Exactly how many lines have the word "text"? Answer with the bare number.

— begin —

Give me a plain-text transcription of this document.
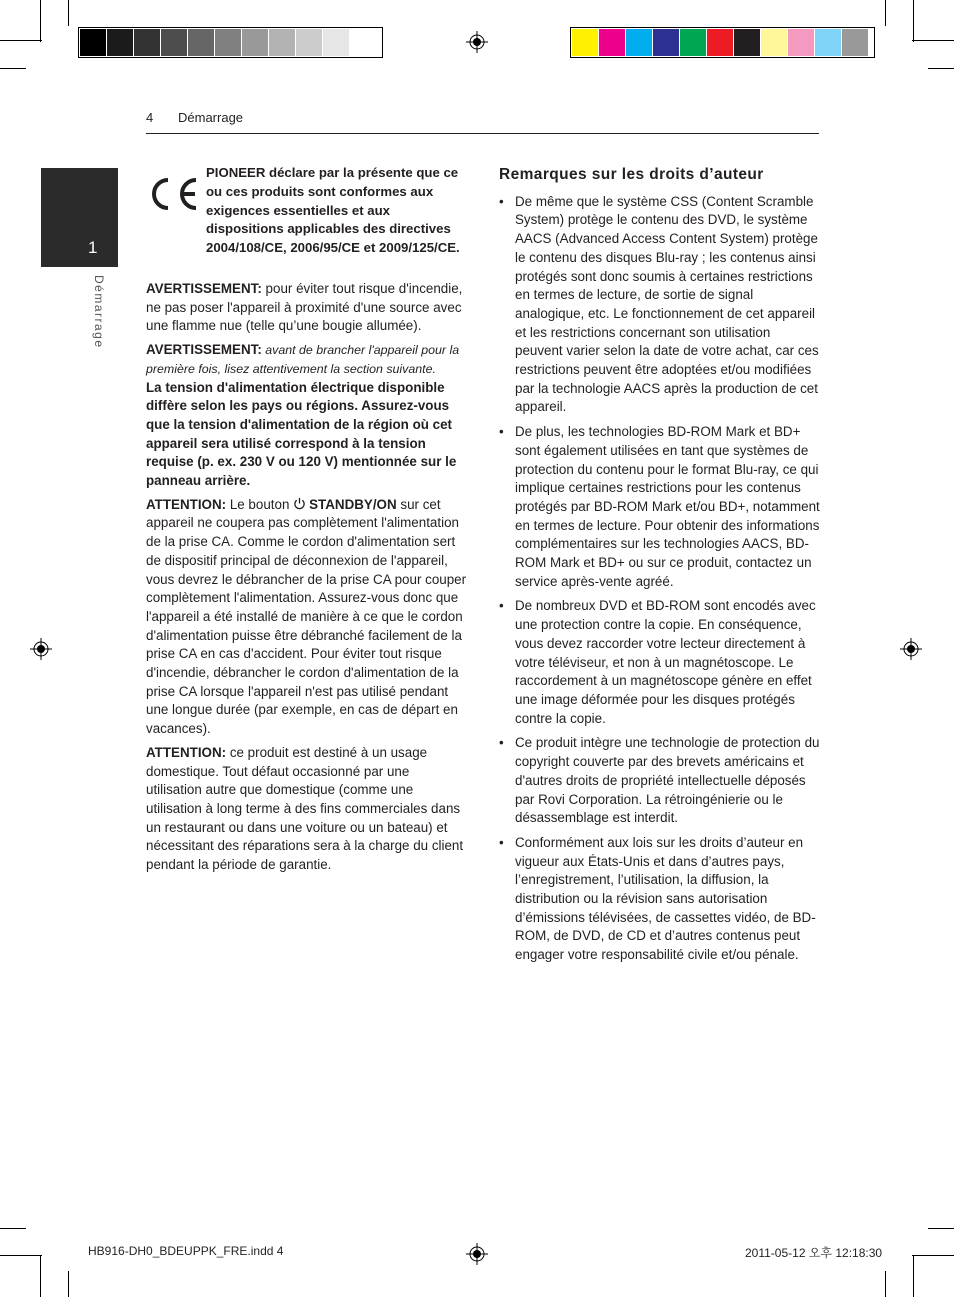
4 Démarrage
1
Démarrage
PIONEER déclare par la présente que ce ou ces produits sont conformes aux exigences essentielles et aux dispositions applicables des directives 2004/108/CE, 2006/95/CE et 2009/125/CE.

AVERTISSEMENT: pour éviter tout risque d'incendie, ne pas poser l'appareil à proximité d'une source avec une flamme nue (telle qu’une bougie allumée).

AVERTISSEMENT: avant de brancher l'appareil pour la première fois, lisez attentivement la section suivante.
La tension d'alimentation électrique disponible diffère selon les pays ou régions. Assurez-vous que la tension d'alimentation de la région où cet appareil sera utilisé correspond à la tension requise (p. ex. 230 V ou 120 V) mentionnée sur le panneau arrière.

ATTENTION: Le bouton STANDBY/ON sur cet appareil ne coupera pas complètement l'alimentation de la prise CA. Comme le cordon d'alimentation sert de dispositif principal de déconnexion de l'appareil, vous devrez le débrancher de la prise CA pour couper complètement l'alimentation. Assurez-vous donc que l'appareil a été installé de manière à ce que le cordon d'alimentation puisse être débranché facilement de la prise CA en cas d'accident. Pour éviter tout risque d'incendie, débrancher le cordon d'alimentation de la prise CA lorsque l'appareil n'est pas utilisé pendant une longue durée (par exemple, en cas de départ en vacances).

ATTENTION: ce produit est destiné à un usage domestique. Tout défaut occasionné par une utilisation autre que domestique (comme une utilisation à long terme à des fins commerciales dans un restaurant ou dans une voiture ou un bateau) et nécessitant des réparations sera à la charge du client pendant la période de garantie.

Remarques sur les droits d’auteur
• De même que le système CSS (Content Scramble System) protège le contenu des DVD, le système AACS (Advanced Access Content System) protège le contenu des disques Blu-ray ; les contenus ainsi protégés sont donc soumis à certaines restrictions en termes de lecture, de sortie de signal analogique, etc. Le fonctionnement de cet appareil et les restrictions concernant son utilisation peuvent varier selon la date de votre achat, car ces restrictions peuvent être adoptées et/ou modifiées par la technologie AACS après la production de cet appareil.
• De plus, les technologies BD-ROM Mark et BD+ sont également utilisées en tant que systèmes de protection du contenu pour le format Blu-ray, ce qui implique certaines restrictions pour les contenus protégés par BD-ROM Mark et/ou BD+, notamment en termes de lecture. Pour obtenir des informations complémentaires sur les technologies AACS, BD-ROM Mark et BD+ ou sur ce produit, contactez un service après-vente agréé.
• De nombreux DVD et BD-ROM sont encodés avec une protection contre la copie. En conséquence, vous devez raccorder votre lecteur directement à votre téléviseur, et non à un magnétoscope. Le raccordement à un magnétoscope génère en effet une image déformée pour les disques protégés contre la copie.
• Ce produit intègre une technologie de protection du copyright couverte par des brevets américains et d'autres droits de propriété intellectuelle déposés par Rovi Corporation. La rétroingénierie ou le désassemblage est interdit.
• Conformément aux lois sur les droits d’auteur en vigueur aux États-Unis et dans d’autres pays, l’enregistrement, l’utilisation, la diffusion, la distribution ou la révision sans autorisation d’émissions télévisées, de cassettes vidéo, de BD-ROM, de DVD, de CD et d’autres contenus peut engager votre responsabilité civile et/ou pénale.
HB916-DH0_BDEUPPK_FRE.indd 4	2011-05-12 오후 12:18:30
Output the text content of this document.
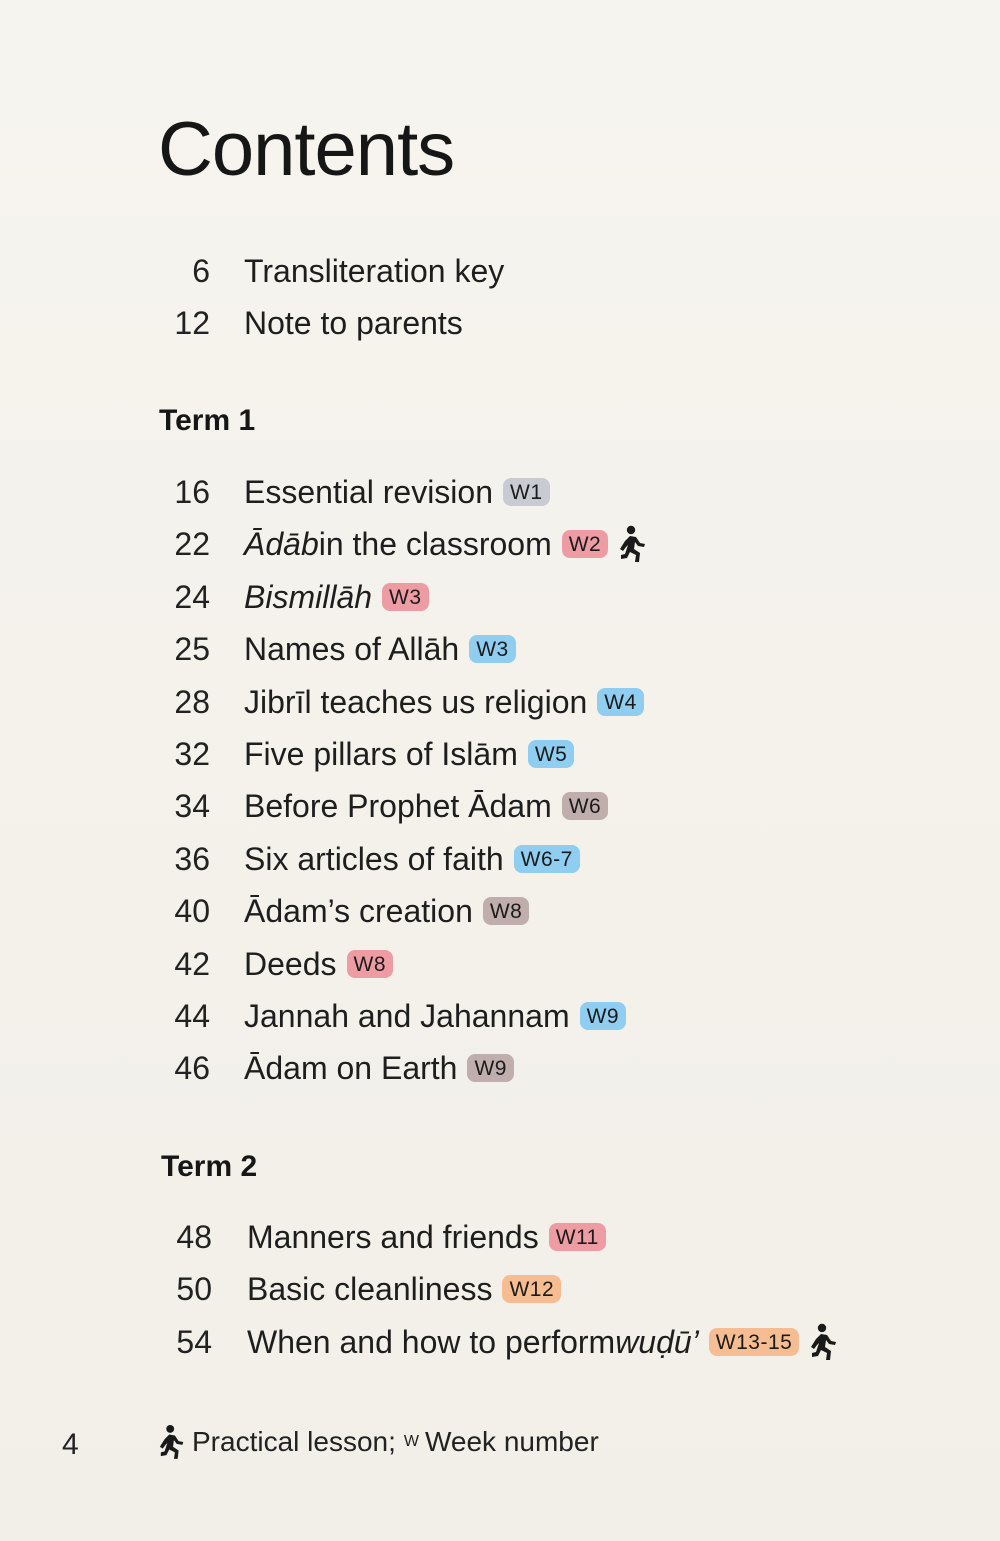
Contents
6 Transliteration key
12 Note to parents
Term 1
16 Essential revision W1
22 Ādāb in the classroom W2
24 Bismillāh W3
25 Names of Allāh W3
28 Jibrīl teaches us religion W4
32 Five pillars of Islām W5
34 Before Prophet Ādam W6
36 Six articles of faith W6-7
40 Ādam’s creation W8
42 Deeds W8
44 Jannah and Jahannam W9
46 Ādam on Earth W9
Term 2
48 Manners and friends W11
50 Basic cleanliness W12
54 When and how to perform wuḍū’ W13-15
4	Practical lesson; W Week number
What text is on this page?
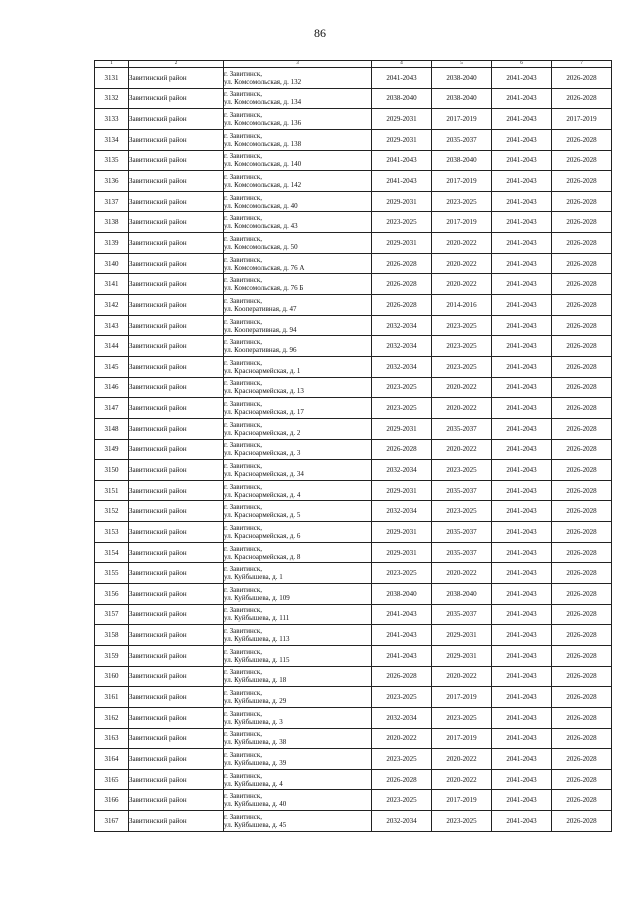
86
1	2	3	4	5	6	7
3131	Завитинский район	г. Завитинск,
ул. Комсомольская, д. 132	2041-2043	2038-2040	2041-2043	2026-2028
3132	Завитинский район	г. Завитинск,
ул. Комсомольская, д. 134	2038-2040	2038-2040	2041-2043	2026-2028
3133	Завитинский район	г. Завитинск,
ул. Комсомольская, д. 136	2029-2031	2017-2019	2041-2043	2017-2019
3134	Завитинский район	г. Завитинск,
ул. Комсомольская, д. 138	2029-2031	2035-2037	2041-2043	2026-2028
3135	Завитинский район	г. Завитинск,
ул. Комсомольская, д. 140	2041-2043	2038-2040	2041-2043	2026-2028
3136	Завитинский район	г. Завитинск,
ул. Комсомольская, д. 142	2041-2043	2017-2019	2041-2043	2026-2028
3137	Завитинский район	г. Завитинск,
ул. Комсомольская, д. 40	2029-2031	2023-2025	2041-2043	2026-2028
3138	Завитинский район	г. Завитинск,
ул. Комсомольская, д. 43	2023-2025	2017-2019	2041-2043	2026-2028
3139	Завитинский район	г. Завитинск,
ул. Комсомольская, д. 50	2029-2031	2020-2022	2041-2043	2026-2028
3140	Завитинский район	г. Завитинск,
ул. Комсомольская, д. 76 А	2026-2028	2020-2022	2041-2043	2026-2028
3141	Завитинский район	г. Завитинск,
ул. Комсомольская, д. 76 Б	2026-2028	2020-2022	2041-2043	2026-2028
3142	Завитинский район	г. Завитинск,
ул. Кооперативная, д. 47	2026-2028	2014-2016	2041-2043	2026-2028
3143	Завитинский район	г. Завитинск,
ул. Кооперативная, д. 94	2032-2034	2023-2025	2041-2043	2026-2028
3144	Завитинский район	г. Завитинск,
ул. Кооперативная, д. 96	2032-2034	2023-2025	2041-2043	2026-2028
3145	Завитинский район	г. Завитинск,
ул. Красноармейская, д. 1	2032-2034	2023-2025	2041-2043	2026-2028
3146	Завитинский район	г. Завитинск,
ул. Красноармейская, д. 13	2023-2025	2020-2022	2041-2043	2026-2028
3147	Завитинский район	г. Завитинск,
ул. Красноармейская, д. 17	2023-2025	2020-2022	2041-2043	2026-2028
3148	Завитинский район	г. Завитинск,
ул. Красноармейская, д. 2	2029-2031	2035-2037	2041-2043	2026-2028
3149	Завитинский район	г. Завитинск,
ул. Красноармейская, д. 3	2026-2028	2020-2022	2041-2043	2026-2028
3150	Завитинский район	г. Завитинск,
ул. Красноармейская, д. 34	2032-2034	2023-2025	2041-2043	2026-2028
3151	Завитинский район	г. Завитинск,
ул. Красноармейская, д. 4	2029-2031	2035-2037	2041-2043	2026-2028
3152	Завитинский район	г. Завитинск,
ул. Красноармейская, д. 5	2032-2034	2023-2025	2041-2043	2026-2028
3153	Завитинский район	г. Завитинск,
ул. Красноармейская, д. 6	2029-2031	2035-2037	2041-2043	2026-2028
3154	Завитинский район	г. Завитинск,
ул. Красноармейская, д. 8	2029-2031	2035-2037	2041-2043	2026-2028
3155	Завитинский район	г. Завитинск,
ул. Куйбышева, д. 1	2023-2025	2020-2022	2041-2043	2026-2028
3156	Завитинский район	г. Завитинск,
ул. Куйбышева, д. 109	2038-2040	2038-2040	2041-2043	2026-2028
3157	Завитинский район	г. Завитинск,
ул. Куйбышева, д. 111	2041-2043	2035-2037	2041-2043	2026-2028
3158	Завитинский район	г. Завитинск,
ул. Куйбышева, д. 113	2041-2043	2029-2031	2041-2043	2026-2028
3159	Завитинский район	г. Завитинск,
ул. Куйбышева, д. 115	2041-2043	2029-2031	2041-2043	2026-2028
3160	Завитинский район	г. Завитинск,
ул. Куйбышева, д. 18	2026-2028	2020-2022	2041-2043	2026-2028
3161	Завитинский район	г. Завитинск,
ул. Куйбышева, д. 29	2023-2025	2017-2019	2041-2043	2026-2028
3162	Завитинский район	г. Завитинск,
ул. Куйбышева, д. 3	2032-2034	2023-2025	2041-2043	2026-2028
3163	Завитинский район	г. Завитинск,
ул. Куйбышева, д. 38	2020-2022	2017-2019	2041-2043	2026-2028
3164	Завитинский район	г. Завитинск,
ул. Куйбышева, д. 39	2023-2025	2020-2022	2041-2043	2026-2028
3165	Завитинский район	г. Завитинск,
ул. Куйбышева, д. 4	2026-2028	2020-2022	2041-2043	2026-2028
3166	Завитинский район	г. Завитинск,
ул. Куйбышева, д. 40	2023-2025	2017-2019	2041-2043	2026-2028
3167	Завитинский район	г. Завитинск,
ул. Куйбышева, д. 45	2032-2034	2023-2025	2041-2043	2026-2028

— end —

> _Task answer_: 3